What the task requires: Your task is to output the data exactly as it stands.

Information given:
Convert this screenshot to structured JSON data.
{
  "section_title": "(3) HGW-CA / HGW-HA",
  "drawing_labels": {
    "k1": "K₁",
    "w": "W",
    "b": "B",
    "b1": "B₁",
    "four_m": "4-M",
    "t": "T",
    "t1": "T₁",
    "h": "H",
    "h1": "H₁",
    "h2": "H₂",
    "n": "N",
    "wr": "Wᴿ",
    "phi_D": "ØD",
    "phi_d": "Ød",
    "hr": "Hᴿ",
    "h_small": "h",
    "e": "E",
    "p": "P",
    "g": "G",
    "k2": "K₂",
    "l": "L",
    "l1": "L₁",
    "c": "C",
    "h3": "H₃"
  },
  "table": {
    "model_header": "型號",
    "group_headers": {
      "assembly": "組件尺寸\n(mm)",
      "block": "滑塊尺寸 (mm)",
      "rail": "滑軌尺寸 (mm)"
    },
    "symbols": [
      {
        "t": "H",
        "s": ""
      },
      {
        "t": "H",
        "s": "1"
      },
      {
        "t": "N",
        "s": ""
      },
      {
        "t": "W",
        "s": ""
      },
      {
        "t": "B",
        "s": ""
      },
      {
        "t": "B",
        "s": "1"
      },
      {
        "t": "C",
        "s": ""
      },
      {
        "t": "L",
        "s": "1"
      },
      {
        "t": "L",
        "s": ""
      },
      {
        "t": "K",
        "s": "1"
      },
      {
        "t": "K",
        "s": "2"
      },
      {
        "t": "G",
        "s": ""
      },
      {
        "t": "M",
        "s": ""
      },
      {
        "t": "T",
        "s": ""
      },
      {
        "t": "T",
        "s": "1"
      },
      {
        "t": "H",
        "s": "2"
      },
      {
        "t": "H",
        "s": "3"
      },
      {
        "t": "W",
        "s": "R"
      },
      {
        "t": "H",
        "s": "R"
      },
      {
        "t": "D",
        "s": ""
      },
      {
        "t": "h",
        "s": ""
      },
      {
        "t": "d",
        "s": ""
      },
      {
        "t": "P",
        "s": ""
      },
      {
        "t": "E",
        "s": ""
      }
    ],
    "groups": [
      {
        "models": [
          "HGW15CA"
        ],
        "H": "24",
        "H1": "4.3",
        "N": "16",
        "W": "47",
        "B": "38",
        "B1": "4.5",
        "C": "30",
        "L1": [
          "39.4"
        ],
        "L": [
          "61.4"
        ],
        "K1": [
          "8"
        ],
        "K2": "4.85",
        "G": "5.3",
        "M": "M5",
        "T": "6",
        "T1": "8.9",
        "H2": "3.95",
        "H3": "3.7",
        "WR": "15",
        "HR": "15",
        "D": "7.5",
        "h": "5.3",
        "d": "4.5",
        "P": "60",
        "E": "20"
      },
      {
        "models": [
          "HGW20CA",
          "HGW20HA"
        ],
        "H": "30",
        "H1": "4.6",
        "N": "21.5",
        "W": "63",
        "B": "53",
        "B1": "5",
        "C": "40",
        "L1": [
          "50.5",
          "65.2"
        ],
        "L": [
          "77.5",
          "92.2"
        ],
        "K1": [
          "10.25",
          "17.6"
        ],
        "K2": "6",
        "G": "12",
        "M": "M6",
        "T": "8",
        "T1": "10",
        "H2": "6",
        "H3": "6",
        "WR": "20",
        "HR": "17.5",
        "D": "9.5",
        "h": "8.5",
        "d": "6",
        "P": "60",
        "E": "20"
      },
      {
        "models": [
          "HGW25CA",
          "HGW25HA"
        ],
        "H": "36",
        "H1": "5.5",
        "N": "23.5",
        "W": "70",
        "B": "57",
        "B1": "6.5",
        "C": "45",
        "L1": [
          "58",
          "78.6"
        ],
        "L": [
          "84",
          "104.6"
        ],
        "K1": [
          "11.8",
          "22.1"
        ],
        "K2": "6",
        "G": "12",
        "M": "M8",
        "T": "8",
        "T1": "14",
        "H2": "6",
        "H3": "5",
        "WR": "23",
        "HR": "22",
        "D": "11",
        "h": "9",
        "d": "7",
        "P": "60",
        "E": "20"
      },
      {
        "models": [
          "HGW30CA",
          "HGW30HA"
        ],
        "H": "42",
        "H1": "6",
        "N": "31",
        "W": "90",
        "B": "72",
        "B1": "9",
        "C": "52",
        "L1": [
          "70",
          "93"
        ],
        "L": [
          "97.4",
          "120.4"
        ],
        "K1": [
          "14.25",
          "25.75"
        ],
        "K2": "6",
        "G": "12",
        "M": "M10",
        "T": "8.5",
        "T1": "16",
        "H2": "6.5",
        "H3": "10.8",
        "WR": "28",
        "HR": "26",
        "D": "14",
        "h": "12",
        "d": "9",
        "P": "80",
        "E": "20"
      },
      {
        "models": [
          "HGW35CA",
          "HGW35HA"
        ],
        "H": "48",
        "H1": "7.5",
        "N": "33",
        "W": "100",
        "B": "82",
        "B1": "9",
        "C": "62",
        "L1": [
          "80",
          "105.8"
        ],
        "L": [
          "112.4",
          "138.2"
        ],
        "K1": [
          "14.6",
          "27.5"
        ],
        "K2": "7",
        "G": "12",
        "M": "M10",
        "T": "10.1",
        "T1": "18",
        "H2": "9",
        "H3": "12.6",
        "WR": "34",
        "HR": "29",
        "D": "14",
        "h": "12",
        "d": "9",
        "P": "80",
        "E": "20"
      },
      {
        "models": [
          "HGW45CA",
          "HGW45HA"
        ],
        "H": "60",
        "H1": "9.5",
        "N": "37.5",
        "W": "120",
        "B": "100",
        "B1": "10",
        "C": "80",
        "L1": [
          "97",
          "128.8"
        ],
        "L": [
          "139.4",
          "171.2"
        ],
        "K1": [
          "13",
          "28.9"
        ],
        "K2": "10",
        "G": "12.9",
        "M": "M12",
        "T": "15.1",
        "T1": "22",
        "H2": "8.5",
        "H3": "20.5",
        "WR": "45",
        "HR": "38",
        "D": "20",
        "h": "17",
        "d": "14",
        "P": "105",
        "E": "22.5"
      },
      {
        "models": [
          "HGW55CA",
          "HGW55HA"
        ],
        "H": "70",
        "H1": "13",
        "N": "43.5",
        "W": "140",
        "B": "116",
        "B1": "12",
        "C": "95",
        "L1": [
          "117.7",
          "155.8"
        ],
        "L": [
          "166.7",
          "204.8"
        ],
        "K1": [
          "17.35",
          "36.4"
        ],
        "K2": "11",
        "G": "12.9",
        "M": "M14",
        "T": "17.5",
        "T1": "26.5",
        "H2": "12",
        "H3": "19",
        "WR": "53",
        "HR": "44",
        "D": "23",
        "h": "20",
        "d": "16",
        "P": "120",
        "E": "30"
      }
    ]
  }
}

Task output:
Convert this screenshot to structured JSON data.
{
  "section_title": "(3) HGW-CA / HGW-HA",
  "drawing_labels": {
    "k1": "K₁",
    "w": "W",
    "b": "B",
    "b1": "B₁",
    "four_m": "4-M",
    "t": "T",
    "t1": "T₁",
    "h": "H",
    "h1": "H₁",
    "h2": "H₂",
    "n": "N",
    "wr": "Wᴿ",
    "phi_D": "ØD",
    "phi_d": "Ød",
    "hr": "Hᴿ",
    "h_small": "h",
    "e": "E",
    "p": "P",
    "g": "G",
    "k2": "K₂",
    "l": "L",
    "l1": "L₁",
    "c": "C",
    "h3": "H₃"
  },
  "table": {
    "model_header": "型號",
    "group_headers": {
      "assembly": "組件尺寸\n(mm)",
      "block": "滑塊尺寸 (mm)",
      "rail": "滑軌尺寸 (mm)"
    },
    "symbols": [
      {
        "t": "H",
        "s": ""
      },
      {
        "t": "H",
        "s": "1"
      },
      {
        "t": "N",
        "s": ""
      },
      {
        "t": "W",
        "s": ""
      },
      {
        "t": "B",
        "s": ""
      },
      {
        "t": "B",
        "s": "1"
      },
      {
        "t": "C",
        "s": ""
      },
      {
        "t": "L",
        "s": "1"
      },
      {
        "t": "L",
        "s": ""
      },
      {
        "t": "K",
        "s": "1"
      },
      {
        "t": "K",
        "s": "2"
      },
      {
        "t": "G",
        "s": ""
      },
      {
        "t": "M",
        "s": ""
      },
      {
        "t": "T",
        "s": ""
      },
      {
        "t": "T",
        "s": "1"
      },
      {
        "t": "H",
        "s": "2"
      },
      {
        "t": "H",
        "s": "3"
      },
      {
        "t": "W",
        "s": "R"
      },
      {
        "t": "H",
        "s": "R"
      },
      {
        "t": "D",
        "s": ""
      },
      {
        "t": "h",
        "s": ""
      },
      {
        "t": "d",
        "s": ""
      },
      {
        "t": "P",
        "s": ""
      },
      {
        "t": "E",
        "s": ""
      }
    ],
    "groups": [
      {
        "models": [
          "HGW15CA"
        ],
        "H": "24",
        "H1": "4.3",
        "N": "16",
        "W": "47",
        "B": "38",
        "B1": "4.5",
        "C": "30",
        "L1": [
          "39.4"
        ],
        "L": [
          "61.4"
        ],
        "K1": [
          "8"
        ],
        "K2": "4.85",
        "G": "5.3",
        "M": "M5",
        "T": "6",
        "T1": "8.9",
        "H2": "3.95",
        "H3": "3.7",
        "WR": "15",
        "HR": "15",
        "D": "7.5",
        "h": "5.3",
        "d": "4.5",
        "P": "60",
        "E": "20"
      },
      {
        "models": [
          "HGW20CA",
          "HGW20HA"
        ],
        "H": "30",
        "H1": "4.6",
        "N": "21.5",
        "W": "63",
        "B": "53",
        "B1": "5",
        "C": "40",
        "L1": [
          "50.5",
          "65.2"
        ],
        "L": [
          "77.5",
          "92.2"
        ],
        "K1": [
          "10.25",
          "17.6"
        ],
        "K2": "6",
        "G": "12",
        "M": "M6",
        "T": "8",
        "T1": "10",
        "H2": "6",
        "H3": "6",
        "WR": "20",
        "HR": "17.5",
        "D": "9.5",
        "h": "8.5",
        "d": "6",
        "P": "60",
        "E": "20"
      },
      {
        "models": [
          "HGW25CA",
          "HGW25HA"
        ],
        "H": "36",
        "H1": "5.5",
        "N": "23.5",
        "W": "70",
        "B": "57",
        "B1": "6.5",
        "C": "45",
        "L1": [
          "58",
          "78.6"
        ],
        "L": [
          "84",
          "104.6"
        ],
        "K1": [
          "11.8",
          "22.1"
        ],
        "K2": "6",
        "G": "12",
        "M": "M8",
        "T": "8",
        "T1": "14",
        "H2": "6",
        "H3": "5",
        "WR": "23",
        "HR": "22",
        "D": "11",
        "h": "9",
        "d": "7",
        "P": "60",
        "E": "20"
      },
      {
        "models": [
          "HGW30CA",
          "HGW30HA"
        ],
        "H": "42",
        "H1": "6",
        "N": "31",
        "W": "90",
        "B": "72",
        "B1": "9",
        "C": "52",
        "L1": [
          "70",
          "93"
        ],
        "L": [
          "97.4",
          "120.4"
        ],
        "K1": [
          "14.25",
          "25.75"
        ],
        "K2": "6",
        "G": "12",
        "M": "M10",
        "T": "8.5",
        "T1": "16",
        "H2": "6.5",
        "H3": "10.8",
        "WR": "28",
        "HR": "26",
        "D": "14",
        "h": "12",
        "d": "9",
        "P": "80",
        "E": "20"
      },
      {
        "models": [
          "HGW35CA",
          "HGW35HA"
        ],
        "H": "48",
        "H1": "7.5",
        "N": "33",
        "W": "100",
        "B": "82",
        "B1": "9",
        "C": "62",
        "L1": [
          "80",
          "105.8"
        ],
        "L": [
          "112.4",
          "138.2"
        ],
        "K1": [
          "14.6",
          "27.5"
        ],
        "K2": "7",
        "G": "12",
        "M": "M10",
        "T": "10.1",
        "T1": "18",
        "H2": "9",
        "H3": "12.6",
        "WR": "34",
        "HR": "29",
        "D": "14",
        "h": "12",
        "d": "9",
        "P": "80",
        "E": "20"
      },
      {
        "models": [
          "HGW45CA",
          "HGW45HA"
        ],
        "H": "60",
        "H1": "9.5",
        "N": "37.5",
        "W": "120",
        "B": "100",
        "B1": "10",
        "C": "80",
        "L1": [
          "97",
          "128.8"
        ],
        "L": [
          "139.4",
          "171.2"
        ],
        "K1": [
          "13",
          "28.9"
        ],
        "K2": "10",
        "G": "12.9",
        "M": "M12",
        "T": "15.1",
        "T1": "22",
        "H2": "8.5",
        "H3": "20.5",
        "WR": "45",
        "HR": "38",
        "D": "20",
        "h": "17",
        "d": "14",
        "P": "105",
        "E": "22.5"
      },
      {
        "models": [
          "HGW55CA",
          "HGW55HA"
        ],
        "H": "70",
        "H1": "13",
        "N": "43.5",
        "W": "140",
        "B": "116",
        "B1": "12",
        "C": "95",
        "L1": [
          "117.7",
          "155.8"
        ],
        "L": [
          "166.7",
          "204.8"
        ],
        "K1": [
          "17.35",
          "36.4"
        ],
        "K2": "11",
        "G": "12.9",
        "M": "M14",
        "T": "17.5",
        "T1": "26.5",
        "H2": "12",
        "H3": "19",
        "WR": "53",
        "HR": "44",
        "D": "23",
        "h": "20",
        "d": "16",
        "P": "120",
        "E": "30"
      }
    ]
  }
}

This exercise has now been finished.